Excerpt provided:
::::::::::
The incident was the latest to hit the pipeline at a location where fragile limestone geology has allowed drilling mud to contaminate the creek, halting operations and in some cases prompting a notice of violation from the Department of Environmental Protection.

The problems at Snitz Creek began in August 2017 when 50 gallons of drilling fluid escaped, according to DEP data. The leak was stopped, drilling mud was cleaned up, and DEP allowed a restart about two weeks later. It issued a notice of violation the following month.

Another spill of about 50 gallons happened at the creek in March 2018, followed by four more incidents – one as small as one cup – that year, and two this year, including Thursday’s spill.

Lloyd said the data are based on self-reporting by Sunoco, and while he doesn’t doubt the company’s truthfulness, he faulted the DEP for failing to independently monitor the drilling.

“The common citizen would think that Pennsylvania DEP is there and is monitoring the situation, which we know isn’t true,” he said. “The DEP comes in after the fact.”

The township has become familiar with the succession of inadvertent returns, followed by notices of violation and then a brief halt to construction until Sunoco presents a restart plan that’s acceptable to DEP, Lloyd said. “That’s the confounding component to the regular citizen, thinking, ‘Where the heck is DEP in all this?’” he said.

The department issued a notice of violation on Friday for the latest spill at Snitz Creek but did not respond to a request for comment. DEP has previously said it is committed to “continued oversight and enforcement of the permit conditions and regulations.”

The repeated spills at Snitz Creek are the result of multiple attempts by Sunoco to drill under the creek through the fragile limestone, said Doug Lorenzen, a geologist and a member of Concerned Citizens for Lebanon County, an anti-pipeline group.

“This limestone obviously has lots of interconnected voids and channels,” he said. “When they start drilling it, they introduce a new hole and it could cause the collapse of the ground above.”

Sinkholes have occurred along the pipeline route, including Lisa Drive, a suburban development in Chester County’s West Whiteland Township.
::::::::::
Input data:
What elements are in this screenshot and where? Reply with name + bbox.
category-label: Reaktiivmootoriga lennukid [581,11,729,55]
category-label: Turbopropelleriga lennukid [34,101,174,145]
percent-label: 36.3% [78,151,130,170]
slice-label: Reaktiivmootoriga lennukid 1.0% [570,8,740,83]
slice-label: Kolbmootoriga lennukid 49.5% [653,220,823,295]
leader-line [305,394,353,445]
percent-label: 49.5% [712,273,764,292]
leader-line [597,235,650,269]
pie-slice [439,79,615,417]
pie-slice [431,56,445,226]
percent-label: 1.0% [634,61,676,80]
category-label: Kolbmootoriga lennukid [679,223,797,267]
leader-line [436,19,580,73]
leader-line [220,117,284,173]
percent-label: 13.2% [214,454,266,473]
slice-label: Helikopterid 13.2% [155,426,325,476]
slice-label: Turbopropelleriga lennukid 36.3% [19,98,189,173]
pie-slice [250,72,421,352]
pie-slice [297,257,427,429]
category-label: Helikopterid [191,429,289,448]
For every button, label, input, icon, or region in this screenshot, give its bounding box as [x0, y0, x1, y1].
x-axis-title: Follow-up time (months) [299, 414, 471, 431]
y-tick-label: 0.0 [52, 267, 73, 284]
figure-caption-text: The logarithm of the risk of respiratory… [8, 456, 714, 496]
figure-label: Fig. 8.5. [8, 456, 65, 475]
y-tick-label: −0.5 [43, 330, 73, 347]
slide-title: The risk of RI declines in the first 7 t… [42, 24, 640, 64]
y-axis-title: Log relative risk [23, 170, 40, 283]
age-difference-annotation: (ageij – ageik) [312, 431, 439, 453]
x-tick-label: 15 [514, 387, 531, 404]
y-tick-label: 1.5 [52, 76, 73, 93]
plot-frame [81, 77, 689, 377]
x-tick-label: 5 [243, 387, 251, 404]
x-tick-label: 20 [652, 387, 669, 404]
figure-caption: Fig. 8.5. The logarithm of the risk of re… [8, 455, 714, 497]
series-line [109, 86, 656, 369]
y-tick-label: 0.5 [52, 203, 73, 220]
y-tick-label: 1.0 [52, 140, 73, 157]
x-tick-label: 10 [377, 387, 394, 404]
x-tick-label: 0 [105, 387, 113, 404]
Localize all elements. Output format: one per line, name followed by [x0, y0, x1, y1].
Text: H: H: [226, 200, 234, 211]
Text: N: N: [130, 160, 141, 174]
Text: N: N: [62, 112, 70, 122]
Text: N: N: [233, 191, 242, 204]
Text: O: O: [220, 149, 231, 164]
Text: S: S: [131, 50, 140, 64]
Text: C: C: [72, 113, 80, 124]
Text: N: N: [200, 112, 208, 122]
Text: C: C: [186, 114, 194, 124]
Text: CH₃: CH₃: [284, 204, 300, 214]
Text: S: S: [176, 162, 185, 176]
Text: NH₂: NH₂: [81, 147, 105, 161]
::::::::::
Directions: According to the excerpt about drilling spills at Snitz Creek, when did the problems there begin? The records are not needed for anything here.

Solution for this task: They began in August 2017, when 50 gallons of drilling fluid escaped.